Copy the records that follow exactly as written, but not their pictures.
#### Given data
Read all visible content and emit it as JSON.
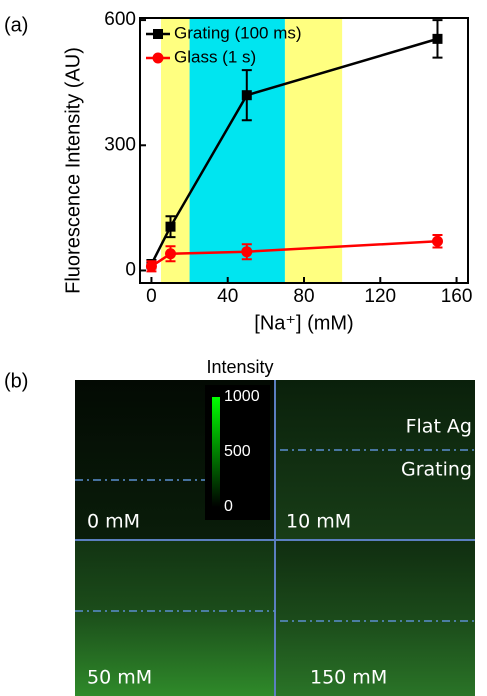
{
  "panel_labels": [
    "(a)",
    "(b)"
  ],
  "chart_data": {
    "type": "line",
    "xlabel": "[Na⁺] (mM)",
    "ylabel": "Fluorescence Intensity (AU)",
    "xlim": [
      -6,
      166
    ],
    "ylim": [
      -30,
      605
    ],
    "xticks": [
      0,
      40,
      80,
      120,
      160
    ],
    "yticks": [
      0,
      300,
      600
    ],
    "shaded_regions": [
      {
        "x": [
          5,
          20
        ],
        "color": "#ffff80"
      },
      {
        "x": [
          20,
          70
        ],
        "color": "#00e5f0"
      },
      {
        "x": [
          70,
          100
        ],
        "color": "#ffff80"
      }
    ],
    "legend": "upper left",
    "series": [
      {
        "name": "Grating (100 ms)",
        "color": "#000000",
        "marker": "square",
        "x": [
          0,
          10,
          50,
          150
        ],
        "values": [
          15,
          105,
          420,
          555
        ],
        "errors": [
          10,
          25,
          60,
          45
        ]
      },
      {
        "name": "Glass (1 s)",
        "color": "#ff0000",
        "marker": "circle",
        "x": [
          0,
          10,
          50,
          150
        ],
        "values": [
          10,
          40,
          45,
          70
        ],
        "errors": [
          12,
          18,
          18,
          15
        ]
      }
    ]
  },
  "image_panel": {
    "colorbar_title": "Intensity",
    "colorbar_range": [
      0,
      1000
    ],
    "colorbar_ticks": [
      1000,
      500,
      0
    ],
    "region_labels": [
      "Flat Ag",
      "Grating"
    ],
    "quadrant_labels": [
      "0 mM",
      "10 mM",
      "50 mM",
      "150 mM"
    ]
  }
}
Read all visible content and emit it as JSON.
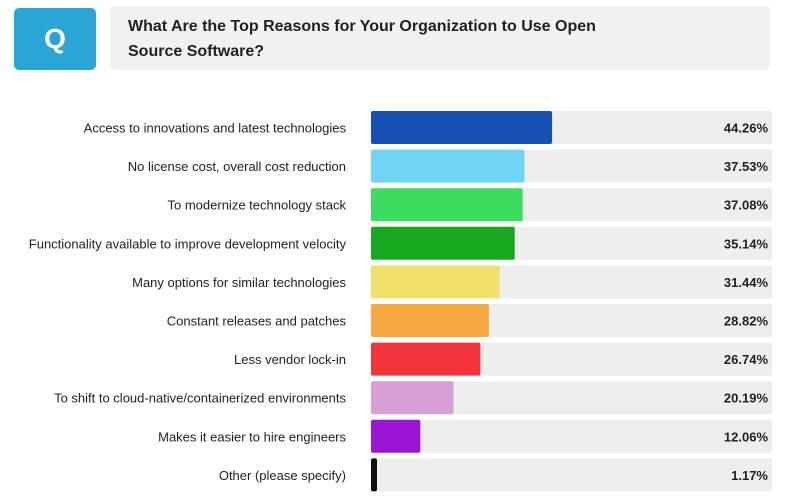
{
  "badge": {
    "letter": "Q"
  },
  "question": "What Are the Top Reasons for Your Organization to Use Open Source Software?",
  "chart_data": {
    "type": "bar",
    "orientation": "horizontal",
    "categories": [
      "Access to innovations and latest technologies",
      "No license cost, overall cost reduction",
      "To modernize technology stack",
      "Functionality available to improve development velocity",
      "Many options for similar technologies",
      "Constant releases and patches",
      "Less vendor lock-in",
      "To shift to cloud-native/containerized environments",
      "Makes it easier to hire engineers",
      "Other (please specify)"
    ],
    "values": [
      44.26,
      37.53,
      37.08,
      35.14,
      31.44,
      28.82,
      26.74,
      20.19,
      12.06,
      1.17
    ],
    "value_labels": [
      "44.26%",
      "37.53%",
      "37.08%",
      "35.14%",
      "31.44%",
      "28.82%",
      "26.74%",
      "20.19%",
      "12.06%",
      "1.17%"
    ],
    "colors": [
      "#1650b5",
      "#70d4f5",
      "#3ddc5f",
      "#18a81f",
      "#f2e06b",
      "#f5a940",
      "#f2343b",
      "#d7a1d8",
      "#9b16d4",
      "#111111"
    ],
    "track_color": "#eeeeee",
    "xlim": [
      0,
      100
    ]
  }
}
########
■ Task answer:
Read all visible content and emit it as JSON.
{
  "panel_labels": [
    "(a)",
    "(b)"
  ],
  "chart_data": {
    "type": "line",
    "xlabel": "[Na⁺] (mM)",
    "ylabel": "Fluorescence Intensity (AU)",
    "xlim": [
      -6,
      166
    ],
    "ylim": [
      -30,
      605
    ],
    "xticks": [
      0,
      40,
      80,
      120,
      160
    ],
    "yticks": [
      0,
      300,
      600
    ],
    "shaded_regions": [
      {
        "x": [
          5,
          20
        ],
        "color": "#ffff80"
      },
      {
        "x": [
          20,
          70
        ],
        "color": "#00e5f0"
      },
      {
        "x": [
          70,
          100
        ],
        "color": "#ffff80"
      }
    ],
    "legend": "upper left",
    "series": [
      {
        "name": "Grating (100 ms)",
        "color": "#000000",
        "marker": "square",
        "x": [
          0,
          10,
          50,
          150
        ],
        "values": [
          15,
          105,
          420,
          555
        ],
        "errors": [
          10,
          25,
          60,
          45
        ]
      },
      {
        "name": "Glass (1 s)",
        "color": "#ff0000",
        "marker": "circle",
        "x": [
          0,
          10,
          50,
          150
        ],
        "values": [
          10,
          40,
          45,
          70
        ],
        "errors": [
          12,
          18,
          18,
          15
        ]
      }
    ]
  },
  "image_panel": {
    "colorbar_title": "Intensity",
    "colorbar_range": [
      0,
      1000
    ],
    "colorbar_ticks": [
      1000,
      500,
      0
    ],
    "region_labels": [
      "Flat Ag",
      "Grating"
    ],
    "quadrant_labels": [
      "0 mM",
      "10 mM",
      "50 mM",
      "150 mM"
    ]
  }
}
Read all visible content and emit it as JSON.
{
  "badge": {
    "letter": "Q"
  },
  "question": "What Are the Top Reasons for Your Organization to Use Open Source Software?",
  "chart_data": {
    "type": "bar",
    "orientation": "horizontal",
    "categories": [
      "Access to innovations and latest technologies",
      "No license cost, overall cost reduction",
      "To modernize technology stack",
      "Functionality available to improve development velocity",
      "Many options for similar technologies",
      "Constant releases and patches",
      "Less vendor lock-in",
      "To shift to cloud-native/containerized environments",
      "Makes it easier to hire engineers",
      "Other (please specify)"
    ],
    "values": [
      44.26,
      37.53,
      37.08,
      35.14,
      31.44,
      28.82,
      26.74,
      20.19,
      12.06,
      1.17
    ],
    "value_labels": [
      "44.26%",
      "37.53%",
      "37.08%",
      "35.14%",
      "31.44%",
      "28.82%",
      "26.74%",
      "20.19%",
      "12.06%",
      "1.17%"
    ],
    "colors": [
      "#1650b5",
      "#70d4f5",
      "#3ddc5f",
      "#18a81f",
      "#f2e06b",
      "#f5a940",
      "#f2343b",
      "#d7a1d8",
      "#9b16d4",
      "#111111"
    ],
    "track_color": "#eeeeee",
    "xlim": [
      0,
      100
    ]
  }
}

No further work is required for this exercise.